__WHAT IS REQUIRED__.
Scan the records and identify every line in which the string "hiện" occurs, then return those lines.

__DATA FOR THE TASK__.
-- Begin --
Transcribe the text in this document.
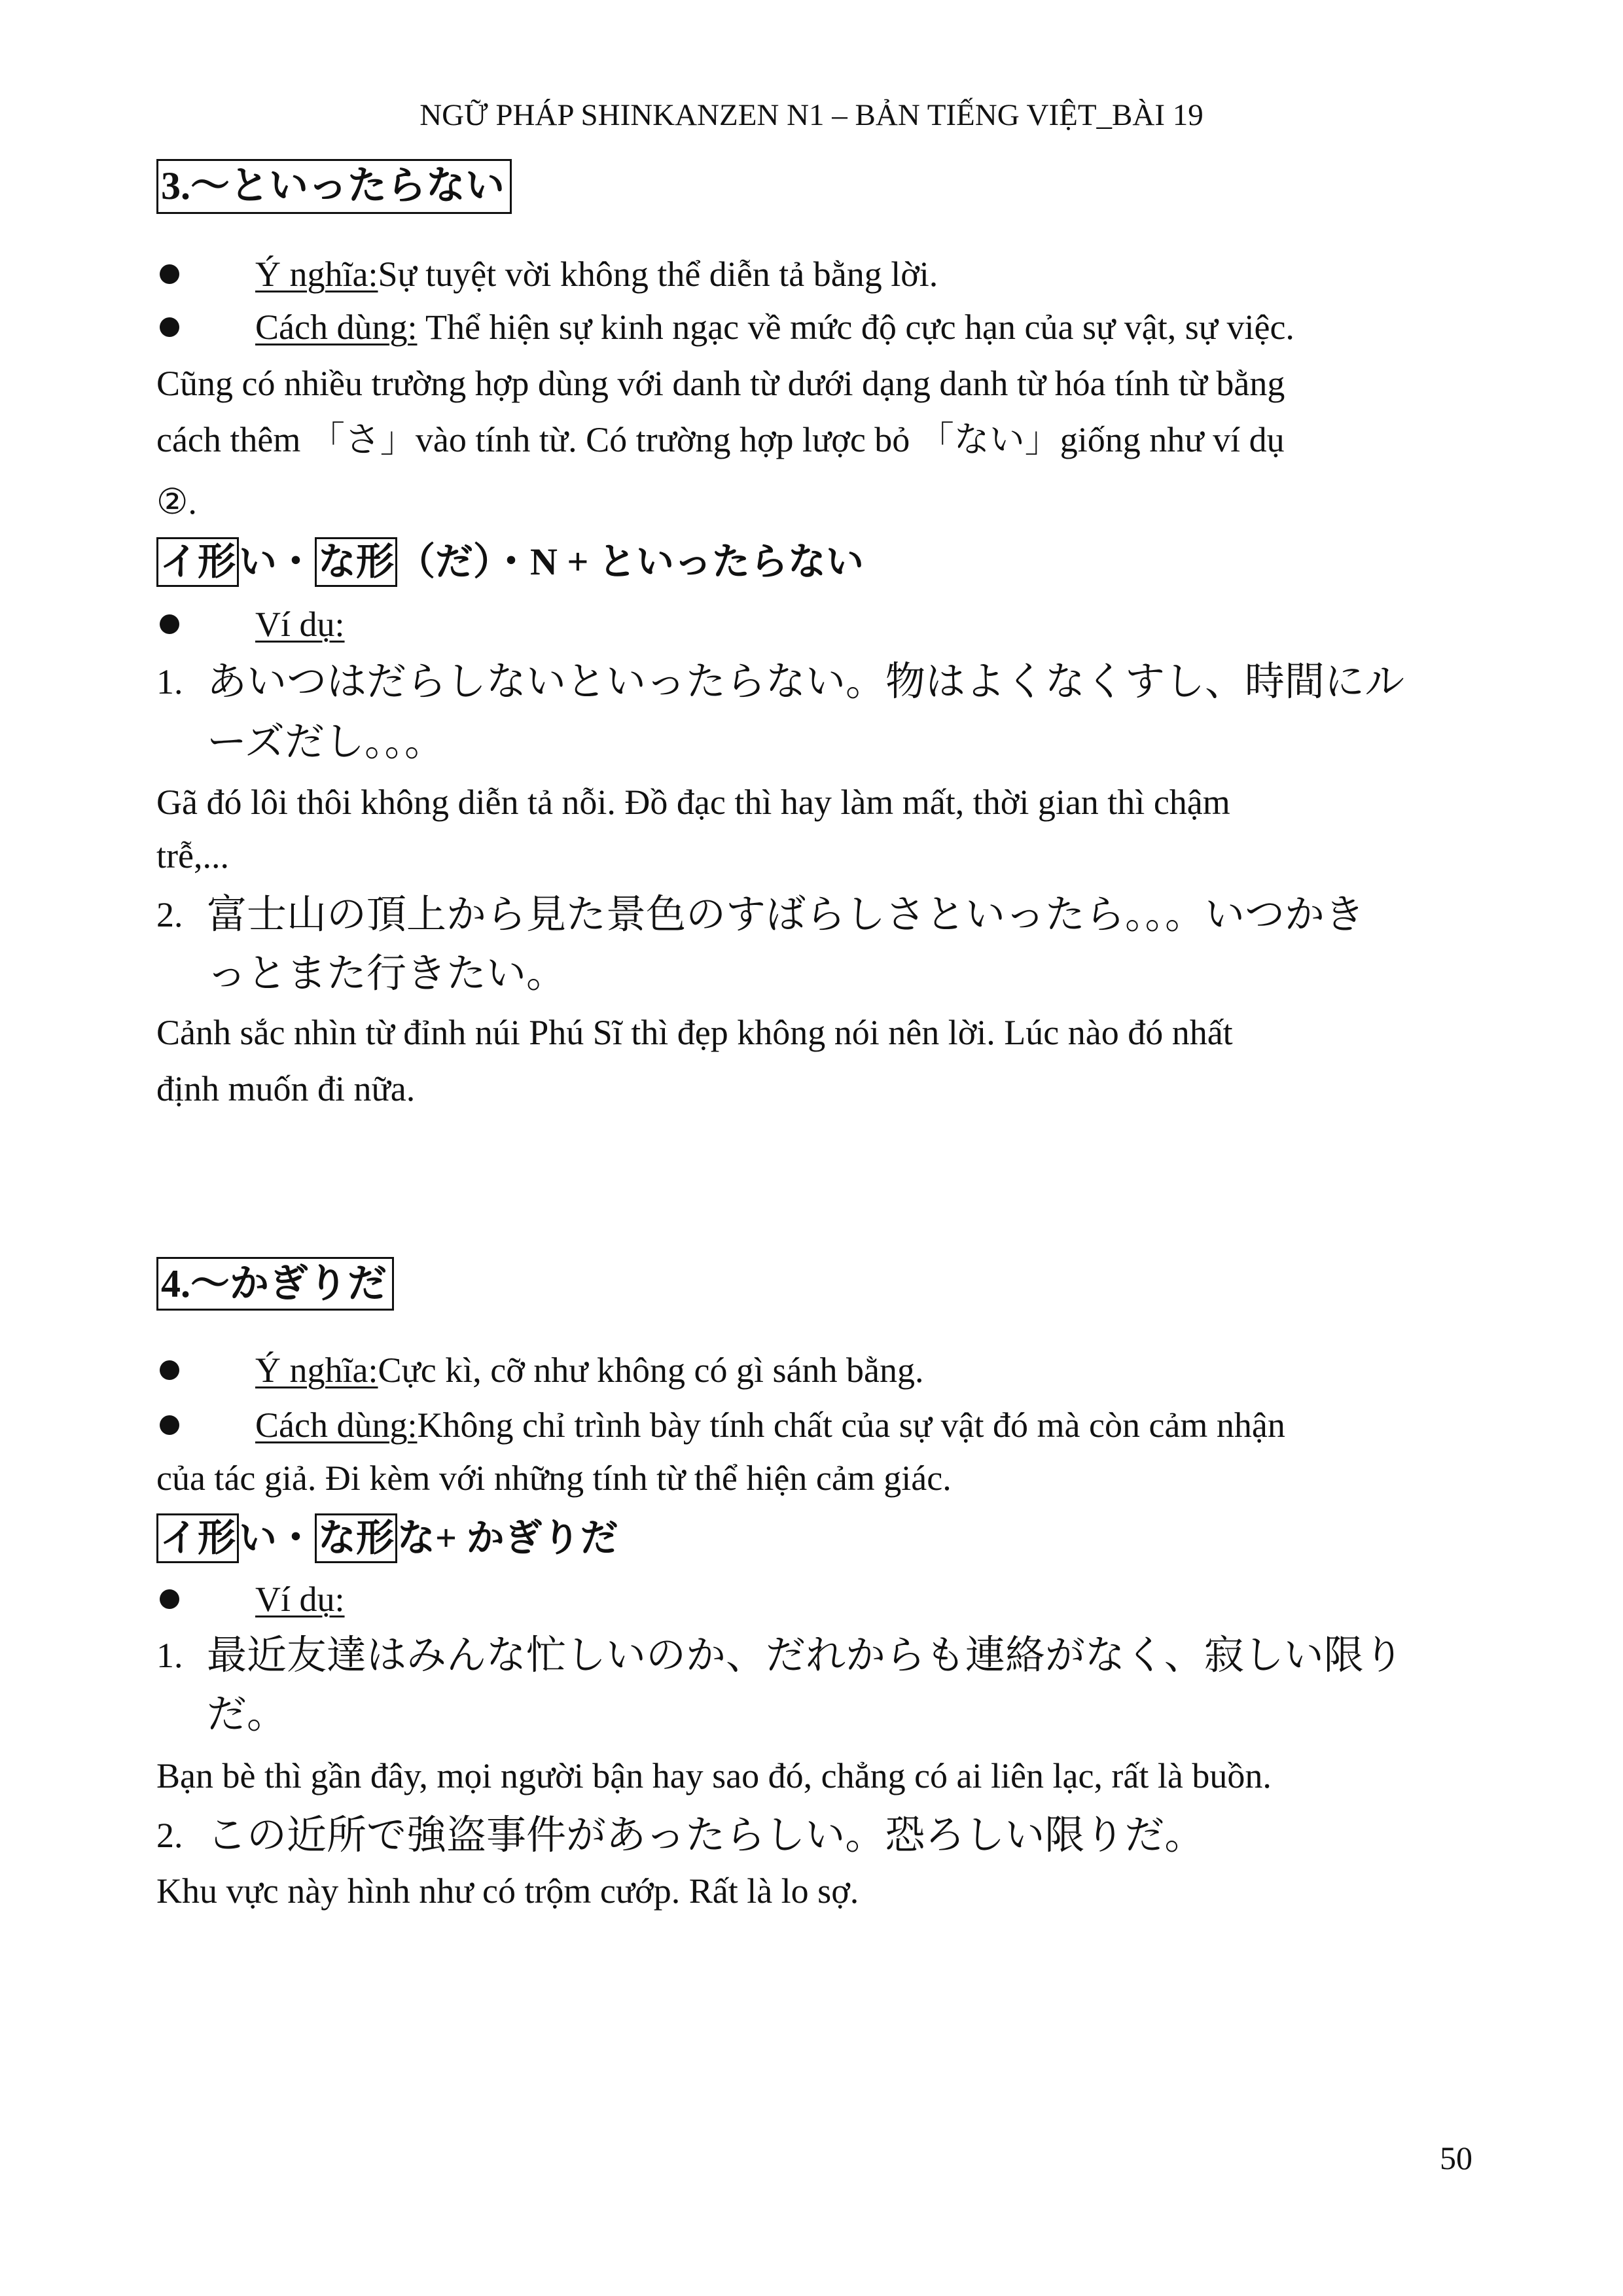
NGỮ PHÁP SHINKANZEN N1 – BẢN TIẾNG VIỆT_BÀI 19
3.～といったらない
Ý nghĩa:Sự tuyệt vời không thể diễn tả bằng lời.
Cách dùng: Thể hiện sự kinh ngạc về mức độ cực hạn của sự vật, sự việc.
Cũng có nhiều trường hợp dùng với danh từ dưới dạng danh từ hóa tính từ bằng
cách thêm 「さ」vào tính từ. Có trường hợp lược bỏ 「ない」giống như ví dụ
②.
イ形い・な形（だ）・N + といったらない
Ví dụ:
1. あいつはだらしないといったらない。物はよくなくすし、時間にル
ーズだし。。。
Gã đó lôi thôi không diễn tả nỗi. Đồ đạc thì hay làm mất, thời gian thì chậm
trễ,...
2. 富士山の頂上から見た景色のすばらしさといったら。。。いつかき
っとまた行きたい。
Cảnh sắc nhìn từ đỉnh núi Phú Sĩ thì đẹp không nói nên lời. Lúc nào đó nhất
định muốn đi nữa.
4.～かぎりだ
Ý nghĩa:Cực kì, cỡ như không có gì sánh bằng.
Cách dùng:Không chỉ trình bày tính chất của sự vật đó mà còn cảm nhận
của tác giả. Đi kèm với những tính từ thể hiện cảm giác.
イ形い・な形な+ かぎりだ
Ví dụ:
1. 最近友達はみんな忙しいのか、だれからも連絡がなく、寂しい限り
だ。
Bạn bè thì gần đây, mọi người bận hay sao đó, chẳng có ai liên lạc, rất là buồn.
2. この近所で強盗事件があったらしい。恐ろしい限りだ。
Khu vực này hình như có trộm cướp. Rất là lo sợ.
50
-- End --
__ANSWER TO THIS TASK__.
Cách dùng: Thể hiện sự kinh ngạc về mức độ cực hạn của sự vật, sự việc.
của tác giả. Đi kèm với những tính từ thể hiện cảm giác.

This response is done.